Goal — Write out the data below exactly as given, without any of its pictures.

Data supplied —
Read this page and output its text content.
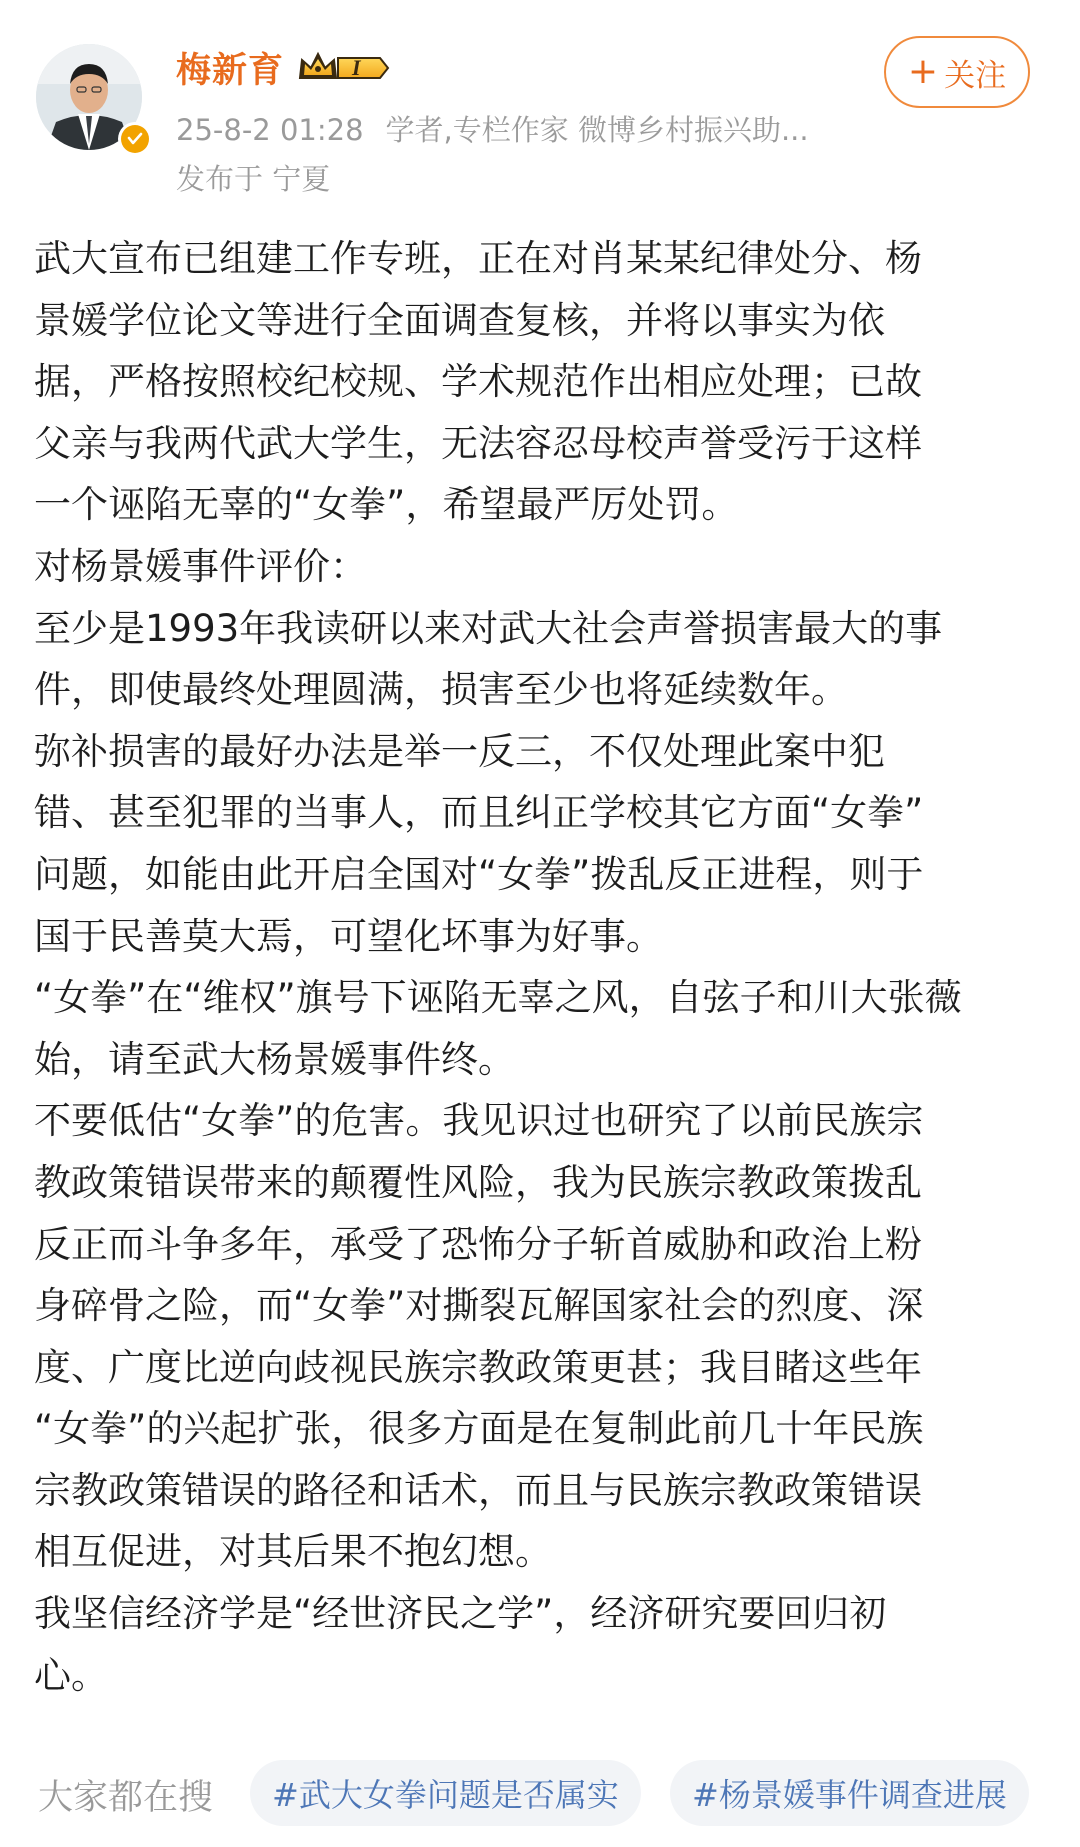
梅新育	I
25-8-2 01:28 学者,专栏作家 微博乡村振兴助...
发布于 宁夏
+ 关注

武大宣布已组建工作专班，正在对肖某某纪律处分、杨
景媛学位论文等进行全面调查复核，并将以事实为依
据，严格按照校纪校规、学术规范作出相应处理；已故
父亲与我两代武大学生，无法容忍母校声誉受污于这样
一个诬陷无辜的“女拳”，希望最严厉处罚。

对杨景媛事件评价：

至少是1993年我读研以来对武大社会声誉损害最大的事
件，即使最终处理圆满，损害至少也将延续数年。

弥补损害的最好办法是举一反三，不仅处理此案中犯
错、甚至犯罪的当事人，而且纠正学校其它方面“女拳”
问题，如能由此开启全国对“女拳”拨乱反正进程，则于
国于民善莫大焉，可望化坏事为好事。

“女拳”在“维权”旗号下诬陷无辜之风，自弦子和川大张薇
始，请至武大杨景媛事件终。

不要低估“女拳”的危害。我见识过也研究了以前民族宗
教政策错误带来的颠覆性风险，我为民族宗教政策拨乱
反正而斗争多年，承受了恐怖分子斩首威胁和政治上粉
身碎骨之险，而“女拳”对撕裂瓦解国家社会的烈度、深
度、广度比逆向歧视民族宗教政策更甚；我目睹这些年
“女拳”的兴起扩张，很多方面是在复制此前几十年民族
宗教政策错误的路径和话术，而且与民族宗教政策错误
相互促进，对其后果不抱幻想。

我坚信经济学是“经世济民之学”，经济研究要回归初
心。

大家都在搜	#武大女拳问题是否属实	#杨景媛事件调查进展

Response —
Read this page and output its text content.
梅新育	I
25-8-2 01:28 学者,专栏作家 微博乡村振兴助...
发布于 宁夏
+ 关注

武大宣布已组建工作专班，正在对肖某某纪律处分、杨
景媛学位论文等进行全面调查复核，并将以事实为依
据，严格按照校纪校规、学术规范作出相应处理；已故
父亲与我两代武大学生，无法容忍母校声誉受污于这样
一个诬陷无辜的“女拳”，希望最严厉处罚。

对杨景媛事件评价：

至少是1993年我读研以来对武大社会声誉损害最大的事
件，即使最终处理圆满，损害至少也将延续数年。

弥补损害的最好办法是举一反三，不仅处理此案中犯
错、甚至犯罪的当事人，而且纠正学校其它方面“女拳”
问题，如能由此开启全国对“女拳”拨乱反正进程，则于
国于民善莫大焉，可望化坏事为好事。

“女拳”在“维权”旗号下诬陷无辜之风，自弦子和川大张薇
始，请至武大杨景媛事件终。

不要低估“女拳”的危害。我见识过也研究了以前民族宗
教政策错误带来的颠覆性风险，我为民族宗教政策拨乱
反正而斗争多年，承受了恐怖分子斩首威胁和政治上粉
身碎骨之险，而“女拳”对撕裂瓦解国家社会的烈度、深
度、广度比逆向歧视民族宗教政策更甚；我目睹这些年
“女拳”的兴起扩张，很多方面是在复制此前几十年民族
宗教政策错误的路径和话术，而且与民族宗教政策错误
相互促进，对其后果不抱幻想。

我坚信经济学是“经世济民之学”，经济研究要回归初
心。

大家都在搜	#武大女拳问题是否属实	#杨景媛事件调查进展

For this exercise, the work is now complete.